## Dataset records
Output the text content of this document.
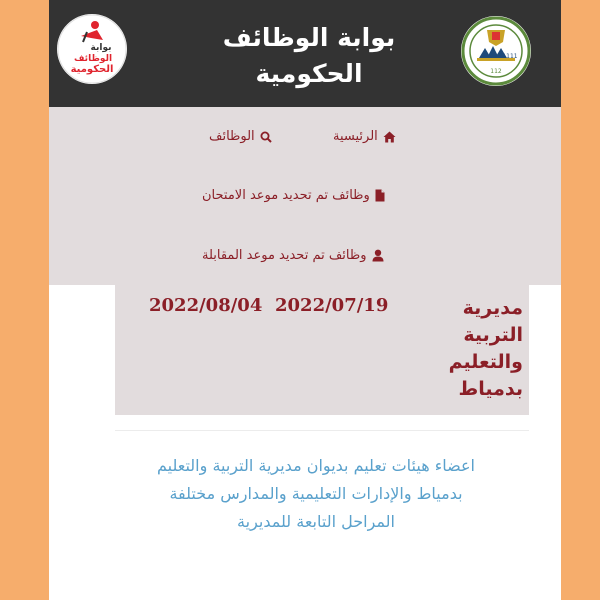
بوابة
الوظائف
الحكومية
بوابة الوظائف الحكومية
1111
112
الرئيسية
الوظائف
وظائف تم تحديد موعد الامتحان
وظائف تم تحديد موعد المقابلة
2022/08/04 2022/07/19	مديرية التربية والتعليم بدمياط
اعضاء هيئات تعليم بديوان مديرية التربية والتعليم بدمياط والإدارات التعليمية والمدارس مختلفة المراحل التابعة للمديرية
...
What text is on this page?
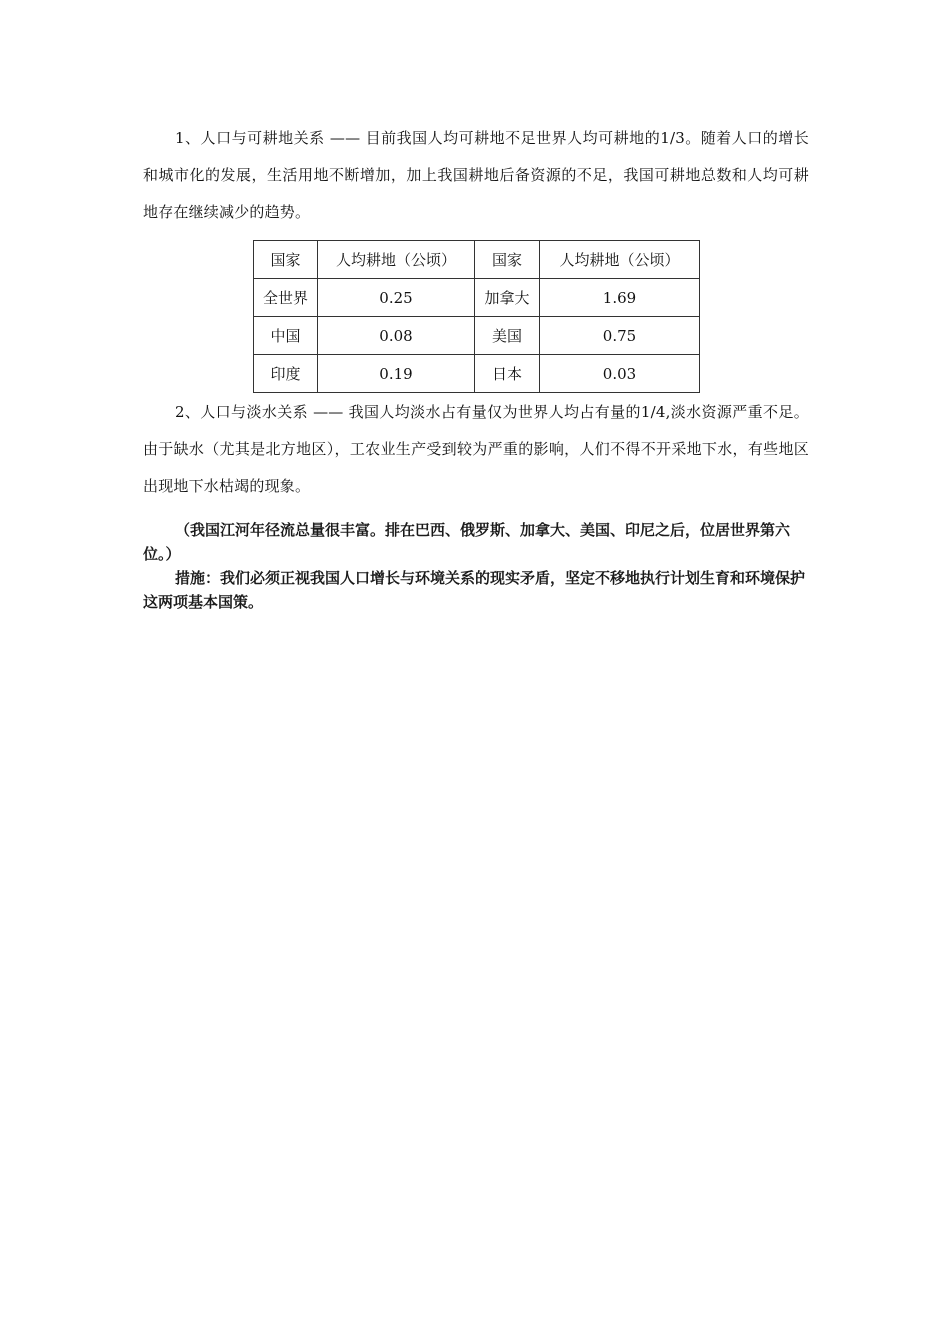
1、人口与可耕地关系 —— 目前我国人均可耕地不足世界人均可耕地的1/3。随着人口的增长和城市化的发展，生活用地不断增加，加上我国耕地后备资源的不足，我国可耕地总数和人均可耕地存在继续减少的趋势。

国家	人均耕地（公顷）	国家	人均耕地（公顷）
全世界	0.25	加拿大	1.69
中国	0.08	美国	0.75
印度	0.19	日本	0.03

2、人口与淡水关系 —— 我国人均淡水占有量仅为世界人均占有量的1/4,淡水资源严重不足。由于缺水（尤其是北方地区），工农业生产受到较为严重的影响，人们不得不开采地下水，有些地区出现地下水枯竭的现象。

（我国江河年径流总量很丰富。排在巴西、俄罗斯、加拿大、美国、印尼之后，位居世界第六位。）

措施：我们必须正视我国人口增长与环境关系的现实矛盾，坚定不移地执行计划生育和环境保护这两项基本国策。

## Your instructions
Find every line in the records that contains the word "موعد"; copy those lines.

## Output
وظائف تم تحديد موعد الامتحان
وظائف تم تحديد موعد المقابلة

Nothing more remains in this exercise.